- [Extracted data]
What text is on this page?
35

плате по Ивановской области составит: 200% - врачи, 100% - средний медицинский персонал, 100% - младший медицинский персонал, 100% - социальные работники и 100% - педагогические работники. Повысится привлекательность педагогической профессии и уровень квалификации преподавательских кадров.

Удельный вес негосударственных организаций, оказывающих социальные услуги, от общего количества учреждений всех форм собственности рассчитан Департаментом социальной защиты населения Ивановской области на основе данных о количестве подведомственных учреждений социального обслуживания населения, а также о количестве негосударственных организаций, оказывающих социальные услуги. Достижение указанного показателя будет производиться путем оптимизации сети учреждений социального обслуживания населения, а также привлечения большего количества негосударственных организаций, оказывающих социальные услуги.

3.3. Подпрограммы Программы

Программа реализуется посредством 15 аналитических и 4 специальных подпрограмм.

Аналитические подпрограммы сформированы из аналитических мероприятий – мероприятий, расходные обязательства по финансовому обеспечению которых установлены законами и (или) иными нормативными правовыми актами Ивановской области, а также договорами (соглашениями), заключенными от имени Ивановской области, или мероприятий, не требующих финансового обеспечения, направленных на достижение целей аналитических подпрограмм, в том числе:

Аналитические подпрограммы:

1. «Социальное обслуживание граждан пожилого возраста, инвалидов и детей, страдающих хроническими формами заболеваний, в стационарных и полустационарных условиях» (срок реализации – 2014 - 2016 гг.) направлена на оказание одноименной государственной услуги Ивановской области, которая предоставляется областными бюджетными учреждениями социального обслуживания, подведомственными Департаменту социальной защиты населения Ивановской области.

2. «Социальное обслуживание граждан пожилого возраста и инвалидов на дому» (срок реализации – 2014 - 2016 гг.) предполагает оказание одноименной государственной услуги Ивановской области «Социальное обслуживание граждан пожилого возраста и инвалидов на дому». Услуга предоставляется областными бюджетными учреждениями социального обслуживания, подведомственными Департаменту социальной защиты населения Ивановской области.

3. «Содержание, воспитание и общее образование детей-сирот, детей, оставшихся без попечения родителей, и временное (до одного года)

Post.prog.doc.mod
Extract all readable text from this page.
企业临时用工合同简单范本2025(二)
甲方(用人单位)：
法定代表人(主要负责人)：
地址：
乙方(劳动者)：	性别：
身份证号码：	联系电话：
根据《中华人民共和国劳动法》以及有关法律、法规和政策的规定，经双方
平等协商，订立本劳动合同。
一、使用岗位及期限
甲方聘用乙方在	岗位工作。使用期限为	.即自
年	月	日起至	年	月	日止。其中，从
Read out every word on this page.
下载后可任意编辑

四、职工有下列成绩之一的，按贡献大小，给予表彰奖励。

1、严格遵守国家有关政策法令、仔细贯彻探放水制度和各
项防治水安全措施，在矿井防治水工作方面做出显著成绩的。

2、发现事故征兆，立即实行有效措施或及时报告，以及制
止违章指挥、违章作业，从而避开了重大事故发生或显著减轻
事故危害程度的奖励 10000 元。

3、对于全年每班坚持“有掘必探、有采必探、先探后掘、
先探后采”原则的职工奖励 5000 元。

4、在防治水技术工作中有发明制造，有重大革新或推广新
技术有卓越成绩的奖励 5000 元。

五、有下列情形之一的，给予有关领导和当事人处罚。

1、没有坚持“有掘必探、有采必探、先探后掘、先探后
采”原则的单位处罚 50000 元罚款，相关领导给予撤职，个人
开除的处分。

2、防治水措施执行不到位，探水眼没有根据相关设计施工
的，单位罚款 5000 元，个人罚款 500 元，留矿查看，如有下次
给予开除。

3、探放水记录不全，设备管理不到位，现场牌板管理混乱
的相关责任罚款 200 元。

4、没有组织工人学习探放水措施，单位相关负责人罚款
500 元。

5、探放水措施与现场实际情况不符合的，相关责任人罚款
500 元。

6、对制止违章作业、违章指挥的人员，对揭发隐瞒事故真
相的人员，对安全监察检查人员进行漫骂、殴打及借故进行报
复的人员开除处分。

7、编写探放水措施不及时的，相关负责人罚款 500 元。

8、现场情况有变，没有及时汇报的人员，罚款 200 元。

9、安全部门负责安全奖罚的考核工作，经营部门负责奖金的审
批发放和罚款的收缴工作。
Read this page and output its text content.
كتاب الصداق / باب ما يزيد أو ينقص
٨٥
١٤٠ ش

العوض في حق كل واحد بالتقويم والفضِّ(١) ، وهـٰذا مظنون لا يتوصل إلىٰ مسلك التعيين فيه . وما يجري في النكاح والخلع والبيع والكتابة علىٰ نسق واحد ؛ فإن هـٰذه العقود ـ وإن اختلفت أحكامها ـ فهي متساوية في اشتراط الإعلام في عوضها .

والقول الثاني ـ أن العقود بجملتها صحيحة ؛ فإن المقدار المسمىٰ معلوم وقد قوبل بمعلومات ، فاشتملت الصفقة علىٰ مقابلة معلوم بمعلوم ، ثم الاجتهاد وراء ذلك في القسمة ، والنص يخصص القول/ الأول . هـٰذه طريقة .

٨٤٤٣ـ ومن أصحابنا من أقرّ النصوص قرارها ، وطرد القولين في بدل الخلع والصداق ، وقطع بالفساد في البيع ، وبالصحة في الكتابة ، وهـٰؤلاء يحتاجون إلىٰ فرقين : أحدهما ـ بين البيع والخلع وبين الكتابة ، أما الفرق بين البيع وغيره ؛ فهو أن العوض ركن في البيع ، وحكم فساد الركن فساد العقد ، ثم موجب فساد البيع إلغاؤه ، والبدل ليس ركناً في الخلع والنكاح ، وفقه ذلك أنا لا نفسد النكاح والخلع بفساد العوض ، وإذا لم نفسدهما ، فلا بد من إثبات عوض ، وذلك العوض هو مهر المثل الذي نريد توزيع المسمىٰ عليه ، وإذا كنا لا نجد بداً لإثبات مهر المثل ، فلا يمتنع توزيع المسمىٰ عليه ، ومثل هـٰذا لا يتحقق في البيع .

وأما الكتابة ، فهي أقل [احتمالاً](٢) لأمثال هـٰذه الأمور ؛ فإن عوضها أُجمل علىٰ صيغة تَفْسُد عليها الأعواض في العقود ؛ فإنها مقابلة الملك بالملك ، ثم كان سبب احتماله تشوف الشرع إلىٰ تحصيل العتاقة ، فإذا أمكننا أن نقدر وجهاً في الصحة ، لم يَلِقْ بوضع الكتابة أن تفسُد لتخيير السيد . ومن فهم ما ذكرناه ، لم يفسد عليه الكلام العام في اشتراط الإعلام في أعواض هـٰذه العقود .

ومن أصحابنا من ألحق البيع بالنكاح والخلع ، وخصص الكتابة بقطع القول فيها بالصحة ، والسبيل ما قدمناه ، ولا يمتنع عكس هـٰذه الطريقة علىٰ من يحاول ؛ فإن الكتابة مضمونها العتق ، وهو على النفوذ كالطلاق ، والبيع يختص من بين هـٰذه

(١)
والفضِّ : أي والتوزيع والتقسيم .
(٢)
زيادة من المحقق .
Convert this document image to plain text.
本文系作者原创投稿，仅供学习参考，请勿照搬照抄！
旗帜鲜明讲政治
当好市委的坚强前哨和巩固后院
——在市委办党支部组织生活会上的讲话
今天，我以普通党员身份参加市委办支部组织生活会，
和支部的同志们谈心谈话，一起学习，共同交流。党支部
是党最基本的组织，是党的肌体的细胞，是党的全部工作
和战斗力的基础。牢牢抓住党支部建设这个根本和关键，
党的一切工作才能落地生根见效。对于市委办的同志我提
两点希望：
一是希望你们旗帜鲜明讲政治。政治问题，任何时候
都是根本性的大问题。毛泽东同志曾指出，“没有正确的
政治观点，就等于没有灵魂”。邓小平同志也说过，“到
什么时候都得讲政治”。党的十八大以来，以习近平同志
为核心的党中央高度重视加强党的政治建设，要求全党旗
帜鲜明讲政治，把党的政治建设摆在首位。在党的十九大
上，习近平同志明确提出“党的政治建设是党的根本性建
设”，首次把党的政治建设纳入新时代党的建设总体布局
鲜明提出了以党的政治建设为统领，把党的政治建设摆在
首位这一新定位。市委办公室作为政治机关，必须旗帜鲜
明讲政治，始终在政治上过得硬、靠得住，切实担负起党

- [To be done]
Identify the lines above that contain the word "Департаменту", then copy them.

- [Answer to this problem]
1. «Социальное обслуживание граждан пожилого возраста, инвалидов и детей, страдающих хроническими формами заболеваний, в стационарных и полустационарных условиях» (срок реализации – 2014 - 2016 гг.) направлена на оказание одноименной государственной услуги Ивановской области, которая предоставляется областными бюджетными учреждениями социального обслуживания, подведомственными Департаменту социальной защиты населения Ивановской области.
2. «Социальное обслуживание граждан пожилого возраста и инвалидов на дому» (срок реализации – 2014 - 2016 гг.) предполагает оказание одноименной государственной услуги Ивановской области «Социальное обслуживание граждан пожилого возраста и инвалидов на дому». Услуга предоставляется областными бюджетными учреждениями социального обслуживания, подведомственными Департаменту социальной защиты населения Ивановской области.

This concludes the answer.